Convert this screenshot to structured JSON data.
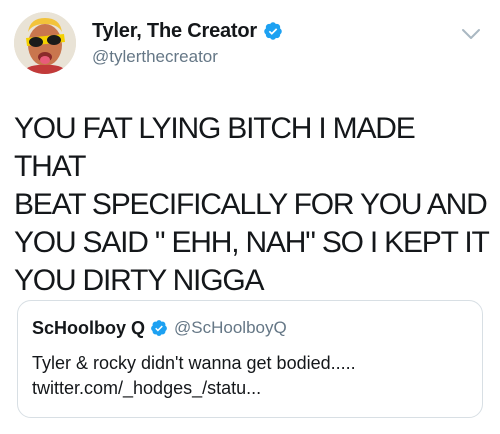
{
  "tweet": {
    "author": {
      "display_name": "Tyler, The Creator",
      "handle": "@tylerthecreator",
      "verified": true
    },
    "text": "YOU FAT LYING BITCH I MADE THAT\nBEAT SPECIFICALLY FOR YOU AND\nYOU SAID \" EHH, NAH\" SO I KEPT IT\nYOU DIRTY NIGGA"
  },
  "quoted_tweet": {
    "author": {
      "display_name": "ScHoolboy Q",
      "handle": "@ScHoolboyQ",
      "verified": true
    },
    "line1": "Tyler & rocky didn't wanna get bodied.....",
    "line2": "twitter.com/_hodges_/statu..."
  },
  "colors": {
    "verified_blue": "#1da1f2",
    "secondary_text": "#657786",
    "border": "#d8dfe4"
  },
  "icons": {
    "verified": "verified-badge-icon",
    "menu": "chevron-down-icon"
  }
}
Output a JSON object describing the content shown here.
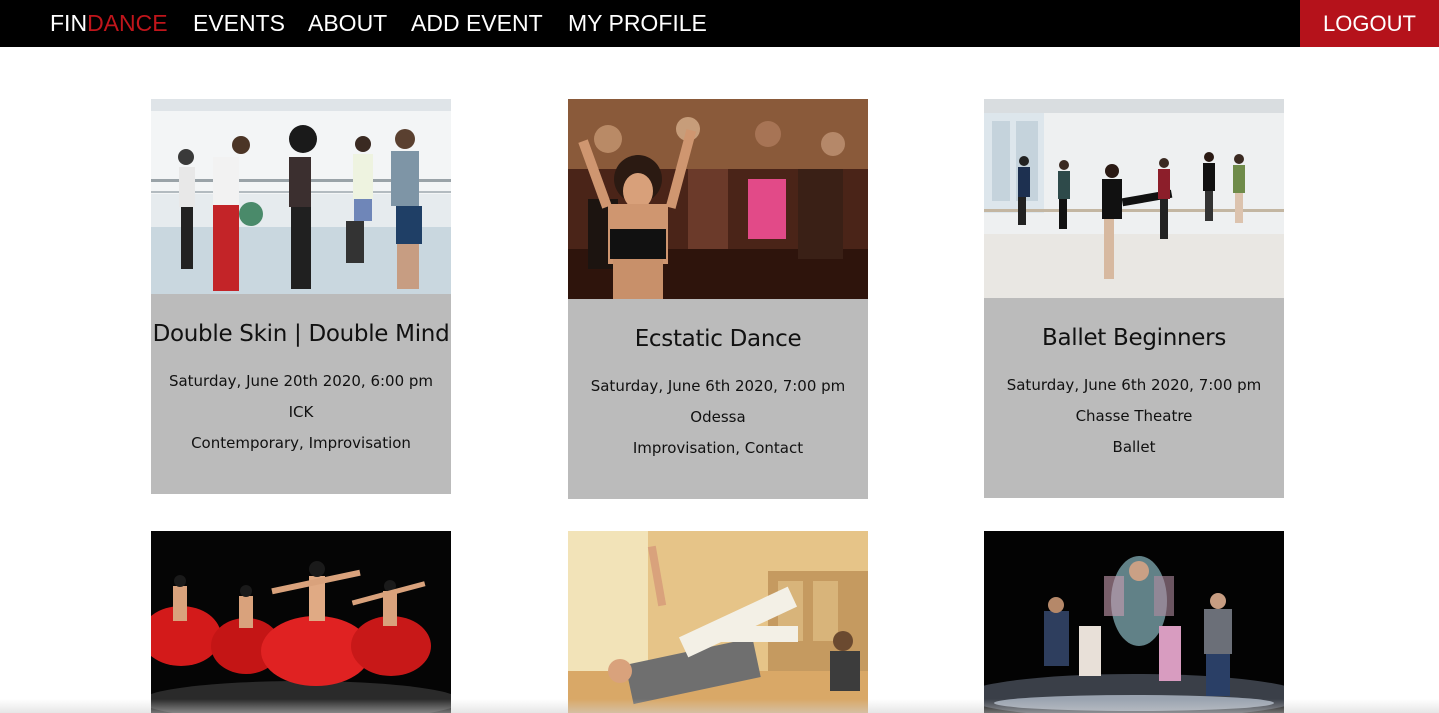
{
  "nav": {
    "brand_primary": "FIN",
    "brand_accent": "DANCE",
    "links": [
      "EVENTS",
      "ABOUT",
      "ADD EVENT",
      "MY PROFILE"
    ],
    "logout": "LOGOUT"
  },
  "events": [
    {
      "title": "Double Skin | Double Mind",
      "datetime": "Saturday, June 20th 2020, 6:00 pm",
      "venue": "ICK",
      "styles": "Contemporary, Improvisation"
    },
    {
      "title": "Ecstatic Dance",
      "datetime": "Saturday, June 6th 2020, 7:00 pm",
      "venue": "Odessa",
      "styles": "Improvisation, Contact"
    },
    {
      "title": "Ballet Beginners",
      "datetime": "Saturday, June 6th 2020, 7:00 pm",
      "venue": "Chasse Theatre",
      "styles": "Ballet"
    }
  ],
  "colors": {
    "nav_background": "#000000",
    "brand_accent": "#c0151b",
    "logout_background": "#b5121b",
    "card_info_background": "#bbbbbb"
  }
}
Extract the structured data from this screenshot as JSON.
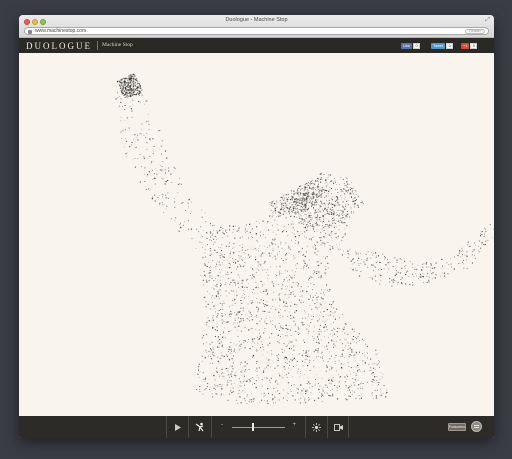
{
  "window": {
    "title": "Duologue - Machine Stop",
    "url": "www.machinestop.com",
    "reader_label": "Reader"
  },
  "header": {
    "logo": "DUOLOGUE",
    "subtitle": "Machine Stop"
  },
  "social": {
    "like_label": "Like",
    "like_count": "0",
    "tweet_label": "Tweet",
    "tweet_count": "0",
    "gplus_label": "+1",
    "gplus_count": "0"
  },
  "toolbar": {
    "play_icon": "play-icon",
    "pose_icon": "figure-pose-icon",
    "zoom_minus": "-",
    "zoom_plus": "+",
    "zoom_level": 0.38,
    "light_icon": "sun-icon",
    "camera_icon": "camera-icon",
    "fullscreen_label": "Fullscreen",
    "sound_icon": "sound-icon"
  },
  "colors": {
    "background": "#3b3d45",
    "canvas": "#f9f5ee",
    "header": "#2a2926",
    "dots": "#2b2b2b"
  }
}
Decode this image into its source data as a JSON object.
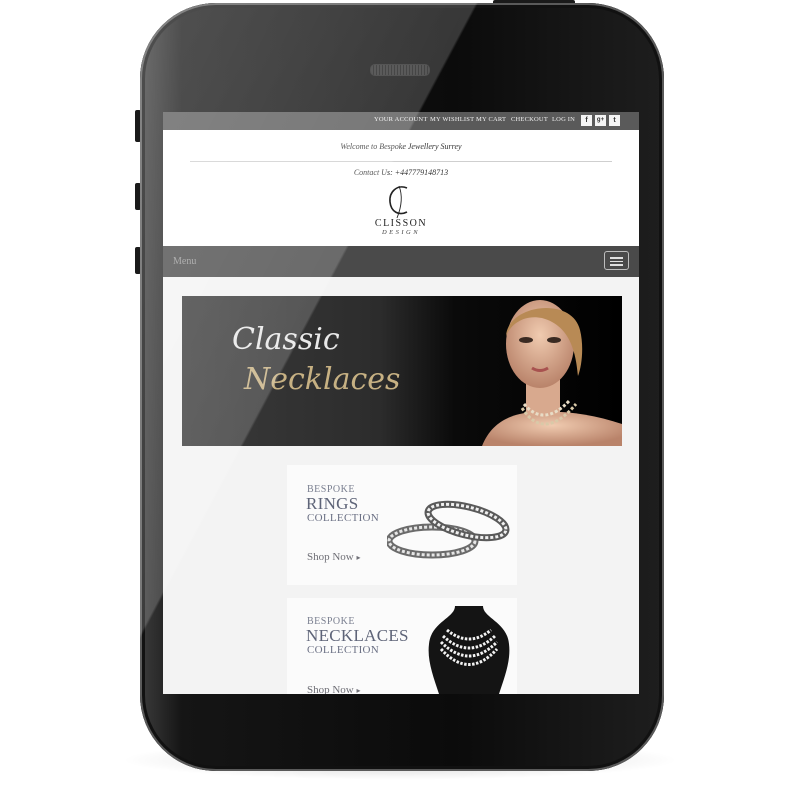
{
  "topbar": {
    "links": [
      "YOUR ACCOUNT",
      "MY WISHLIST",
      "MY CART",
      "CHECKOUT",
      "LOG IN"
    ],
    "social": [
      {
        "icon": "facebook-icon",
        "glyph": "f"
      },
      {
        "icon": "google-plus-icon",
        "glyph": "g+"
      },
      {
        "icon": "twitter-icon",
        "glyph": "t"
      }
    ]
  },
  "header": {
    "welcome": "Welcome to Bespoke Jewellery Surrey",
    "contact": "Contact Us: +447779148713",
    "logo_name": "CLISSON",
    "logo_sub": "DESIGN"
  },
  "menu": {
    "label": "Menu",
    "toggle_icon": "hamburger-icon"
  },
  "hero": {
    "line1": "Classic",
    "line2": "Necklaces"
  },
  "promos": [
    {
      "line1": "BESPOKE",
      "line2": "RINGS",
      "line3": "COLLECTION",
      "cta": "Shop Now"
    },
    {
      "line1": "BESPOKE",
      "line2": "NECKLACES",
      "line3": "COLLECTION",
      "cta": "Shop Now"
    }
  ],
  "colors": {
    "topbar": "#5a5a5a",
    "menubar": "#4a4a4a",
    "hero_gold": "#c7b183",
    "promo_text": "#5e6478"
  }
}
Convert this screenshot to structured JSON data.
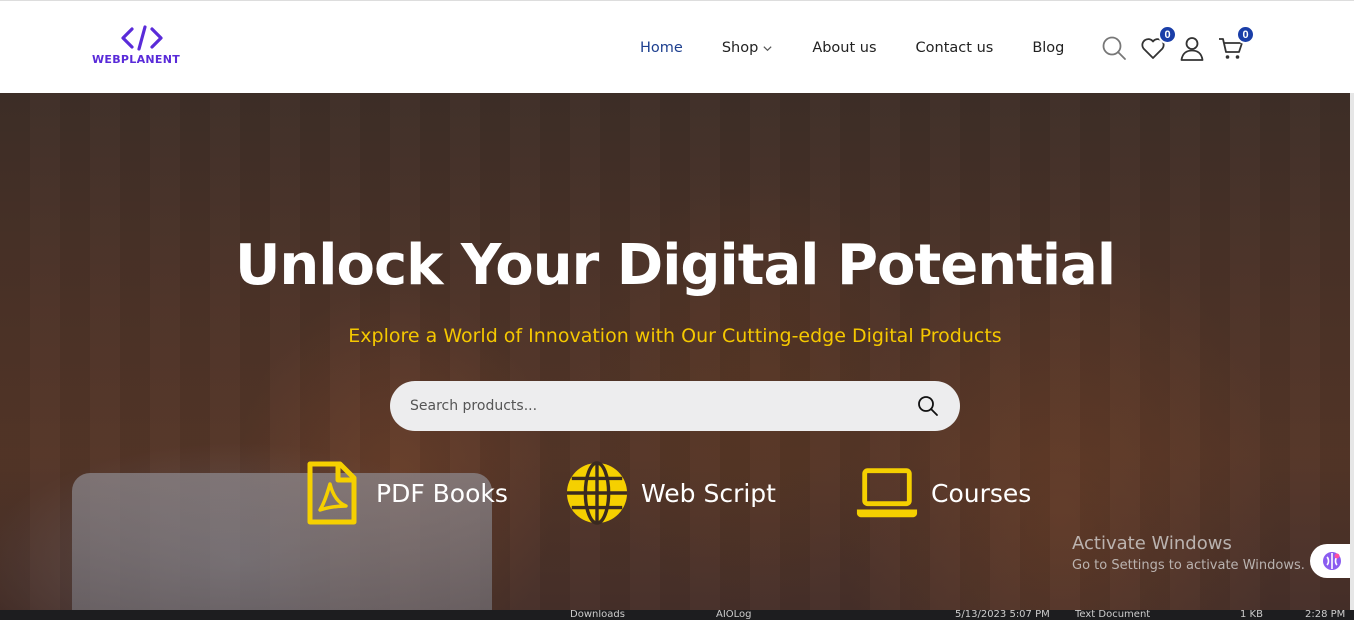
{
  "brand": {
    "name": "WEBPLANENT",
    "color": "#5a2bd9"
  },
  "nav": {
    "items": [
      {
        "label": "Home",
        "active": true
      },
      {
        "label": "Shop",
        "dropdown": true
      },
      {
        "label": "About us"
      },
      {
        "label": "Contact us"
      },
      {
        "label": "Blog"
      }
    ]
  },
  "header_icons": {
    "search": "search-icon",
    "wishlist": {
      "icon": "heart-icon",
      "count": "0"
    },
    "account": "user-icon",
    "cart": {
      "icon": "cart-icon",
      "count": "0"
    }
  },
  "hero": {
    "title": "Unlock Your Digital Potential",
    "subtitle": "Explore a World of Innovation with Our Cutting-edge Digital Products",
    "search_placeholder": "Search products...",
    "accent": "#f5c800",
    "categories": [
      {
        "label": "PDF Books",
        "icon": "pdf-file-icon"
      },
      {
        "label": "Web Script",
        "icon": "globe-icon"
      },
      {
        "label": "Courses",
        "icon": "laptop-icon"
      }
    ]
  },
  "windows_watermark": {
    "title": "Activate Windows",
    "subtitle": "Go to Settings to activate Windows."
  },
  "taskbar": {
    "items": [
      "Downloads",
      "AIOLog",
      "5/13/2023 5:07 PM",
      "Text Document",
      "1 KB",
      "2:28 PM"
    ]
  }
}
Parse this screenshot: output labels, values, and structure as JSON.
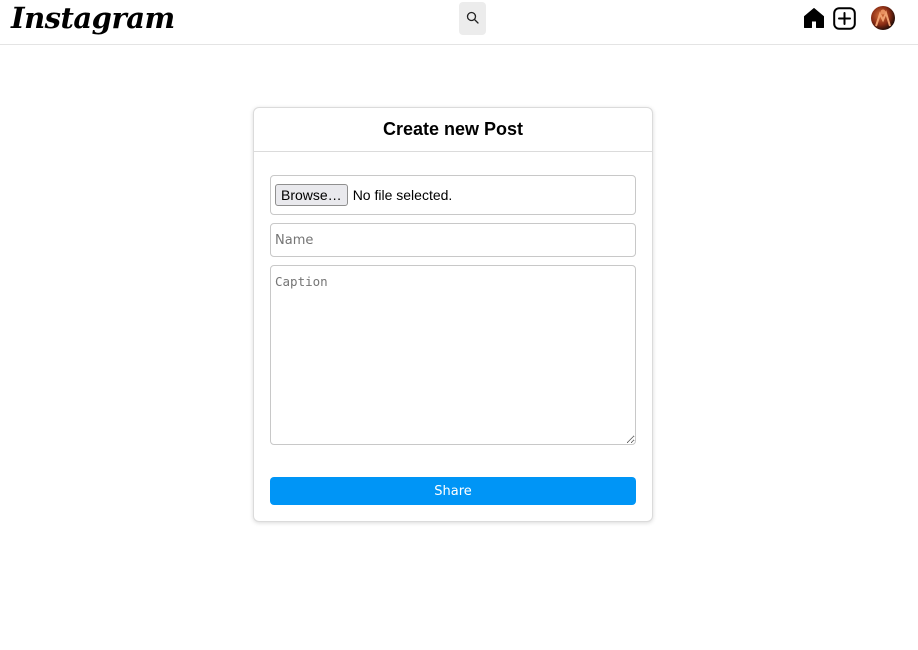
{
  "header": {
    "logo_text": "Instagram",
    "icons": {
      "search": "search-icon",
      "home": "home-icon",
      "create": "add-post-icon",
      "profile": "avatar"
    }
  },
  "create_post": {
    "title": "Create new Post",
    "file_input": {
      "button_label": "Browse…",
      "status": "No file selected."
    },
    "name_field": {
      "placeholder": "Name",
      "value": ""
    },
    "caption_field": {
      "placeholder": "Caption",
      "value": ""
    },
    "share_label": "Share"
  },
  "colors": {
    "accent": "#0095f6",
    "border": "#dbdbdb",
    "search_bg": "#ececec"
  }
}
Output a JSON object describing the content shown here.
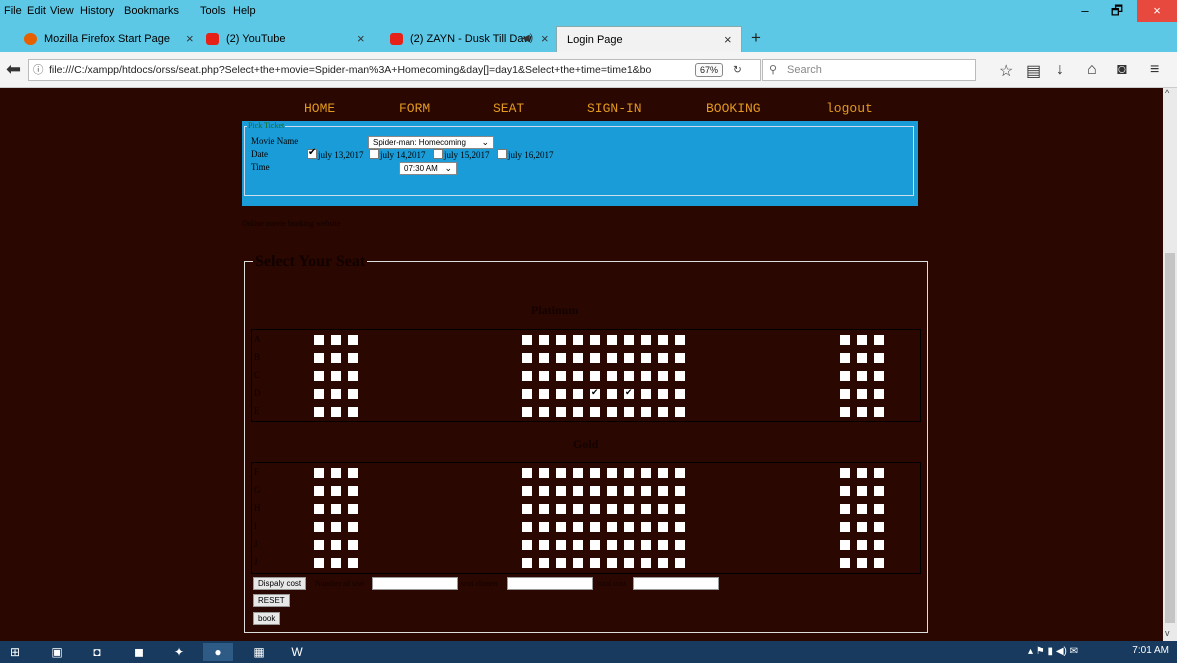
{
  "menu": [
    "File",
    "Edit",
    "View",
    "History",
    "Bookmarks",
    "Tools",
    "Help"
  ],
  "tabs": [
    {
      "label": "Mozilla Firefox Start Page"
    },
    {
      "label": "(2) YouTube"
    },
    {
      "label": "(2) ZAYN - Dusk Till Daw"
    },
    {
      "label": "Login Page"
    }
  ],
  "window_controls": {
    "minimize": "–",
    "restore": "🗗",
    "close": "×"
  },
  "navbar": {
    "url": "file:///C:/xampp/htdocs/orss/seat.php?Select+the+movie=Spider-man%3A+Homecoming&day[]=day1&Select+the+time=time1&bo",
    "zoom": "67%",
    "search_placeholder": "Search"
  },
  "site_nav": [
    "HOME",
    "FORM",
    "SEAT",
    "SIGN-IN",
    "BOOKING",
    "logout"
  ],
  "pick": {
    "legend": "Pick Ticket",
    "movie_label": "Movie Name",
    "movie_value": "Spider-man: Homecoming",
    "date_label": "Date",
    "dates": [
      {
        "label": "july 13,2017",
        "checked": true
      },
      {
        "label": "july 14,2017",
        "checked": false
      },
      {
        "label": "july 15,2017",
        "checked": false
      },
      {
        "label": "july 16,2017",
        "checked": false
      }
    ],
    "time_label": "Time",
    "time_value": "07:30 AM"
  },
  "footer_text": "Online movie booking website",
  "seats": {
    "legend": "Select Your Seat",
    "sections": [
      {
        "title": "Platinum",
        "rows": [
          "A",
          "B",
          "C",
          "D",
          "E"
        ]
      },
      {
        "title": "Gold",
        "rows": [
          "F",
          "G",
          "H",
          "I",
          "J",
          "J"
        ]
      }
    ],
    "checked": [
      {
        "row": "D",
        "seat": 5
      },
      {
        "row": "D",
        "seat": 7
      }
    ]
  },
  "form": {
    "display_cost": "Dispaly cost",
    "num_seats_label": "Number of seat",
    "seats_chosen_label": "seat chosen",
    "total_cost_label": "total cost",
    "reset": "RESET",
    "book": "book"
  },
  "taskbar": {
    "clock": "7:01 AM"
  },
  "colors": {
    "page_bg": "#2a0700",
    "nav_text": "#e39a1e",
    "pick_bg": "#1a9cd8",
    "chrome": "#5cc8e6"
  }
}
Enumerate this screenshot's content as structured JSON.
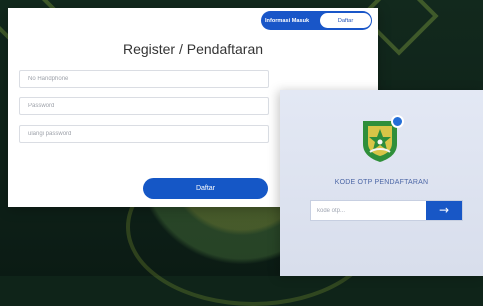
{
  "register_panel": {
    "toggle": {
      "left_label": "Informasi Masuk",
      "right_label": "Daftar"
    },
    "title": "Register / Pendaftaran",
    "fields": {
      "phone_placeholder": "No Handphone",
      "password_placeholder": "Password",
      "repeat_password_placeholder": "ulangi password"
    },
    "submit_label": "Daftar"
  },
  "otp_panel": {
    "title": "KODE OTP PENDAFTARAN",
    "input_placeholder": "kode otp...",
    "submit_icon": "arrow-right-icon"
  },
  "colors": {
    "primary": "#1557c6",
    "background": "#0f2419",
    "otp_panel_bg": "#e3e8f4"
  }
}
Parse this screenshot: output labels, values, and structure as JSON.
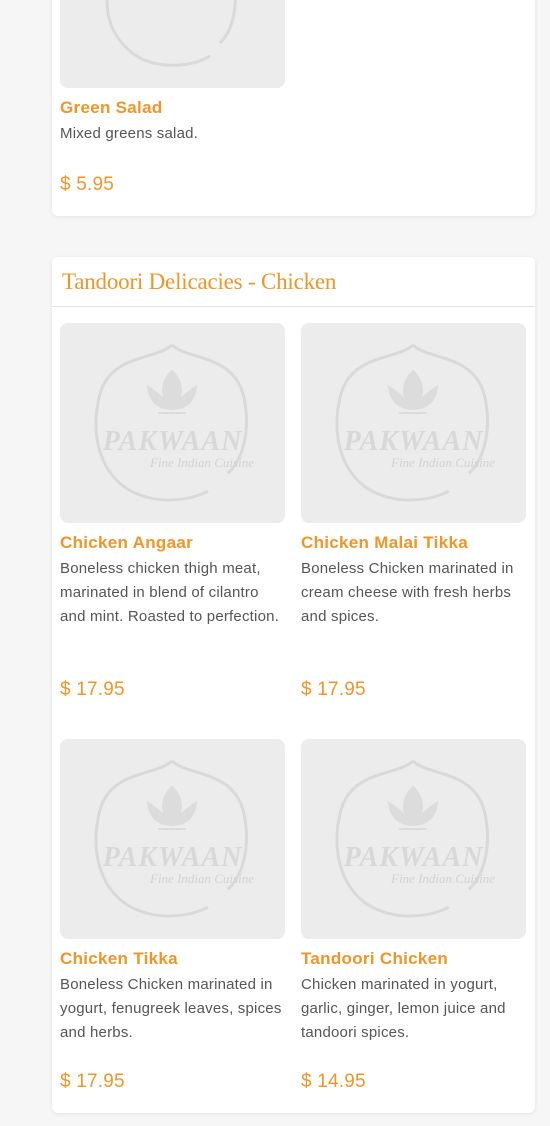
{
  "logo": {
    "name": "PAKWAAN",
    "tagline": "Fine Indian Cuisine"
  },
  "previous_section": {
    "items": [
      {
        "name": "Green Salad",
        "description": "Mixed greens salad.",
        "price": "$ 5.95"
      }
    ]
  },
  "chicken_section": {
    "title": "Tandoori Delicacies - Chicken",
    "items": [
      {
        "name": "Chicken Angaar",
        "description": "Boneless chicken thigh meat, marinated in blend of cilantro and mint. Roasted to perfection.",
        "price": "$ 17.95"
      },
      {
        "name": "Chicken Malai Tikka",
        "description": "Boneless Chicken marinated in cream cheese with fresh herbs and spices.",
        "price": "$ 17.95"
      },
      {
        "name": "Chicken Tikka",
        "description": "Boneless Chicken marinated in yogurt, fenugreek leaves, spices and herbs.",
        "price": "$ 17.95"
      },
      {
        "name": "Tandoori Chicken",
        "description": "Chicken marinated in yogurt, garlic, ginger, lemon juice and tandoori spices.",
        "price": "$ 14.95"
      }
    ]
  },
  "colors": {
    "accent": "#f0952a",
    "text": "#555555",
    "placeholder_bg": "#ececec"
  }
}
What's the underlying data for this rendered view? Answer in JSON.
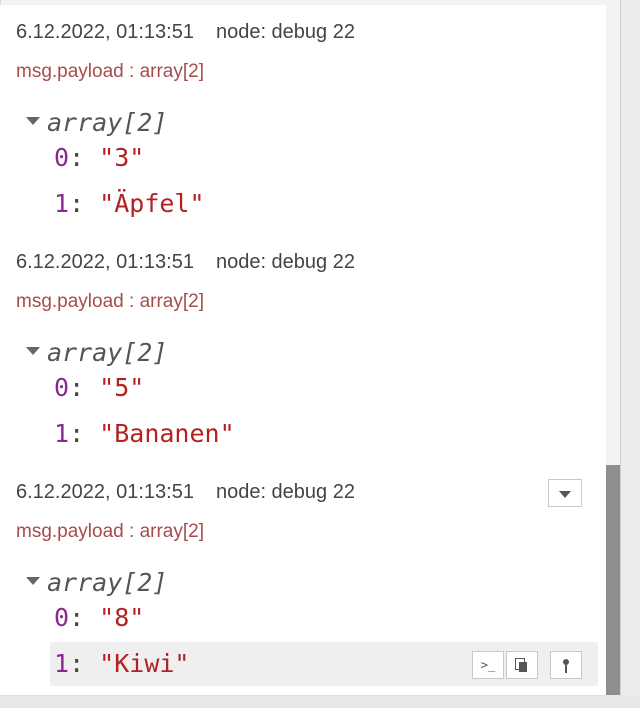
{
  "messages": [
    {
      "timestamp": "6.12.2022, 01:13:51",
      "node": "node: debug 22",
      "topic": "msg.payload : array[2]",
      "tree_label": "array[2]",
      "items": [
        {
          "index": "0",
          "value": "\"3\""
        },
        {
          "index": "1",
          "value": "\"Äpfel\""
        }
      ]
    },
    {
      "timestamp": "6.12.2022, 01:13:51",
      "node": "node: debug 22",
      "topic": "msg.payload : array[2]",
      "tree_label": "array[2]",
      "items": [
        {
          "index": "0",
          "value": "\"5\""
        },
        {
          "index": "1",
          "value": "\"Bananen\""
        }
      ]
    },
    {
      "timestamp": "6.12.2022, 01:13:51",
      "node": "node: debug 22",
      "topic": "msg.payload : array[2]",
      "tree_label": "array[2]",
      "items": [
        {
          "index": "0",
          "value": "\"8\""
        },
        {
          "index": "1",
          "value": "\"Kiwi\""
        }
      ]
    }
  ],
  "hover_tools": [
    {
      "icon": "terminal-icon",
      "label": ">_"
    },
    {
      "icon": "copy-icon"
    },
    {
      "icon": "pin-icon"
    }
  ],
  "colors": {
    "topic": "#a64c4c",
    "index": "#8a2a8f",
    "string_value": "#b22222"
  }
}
═══
- _Problem_
Of the lines above, how many include the word "subtitle"? Reply with the number only.

- _Exercise result_
3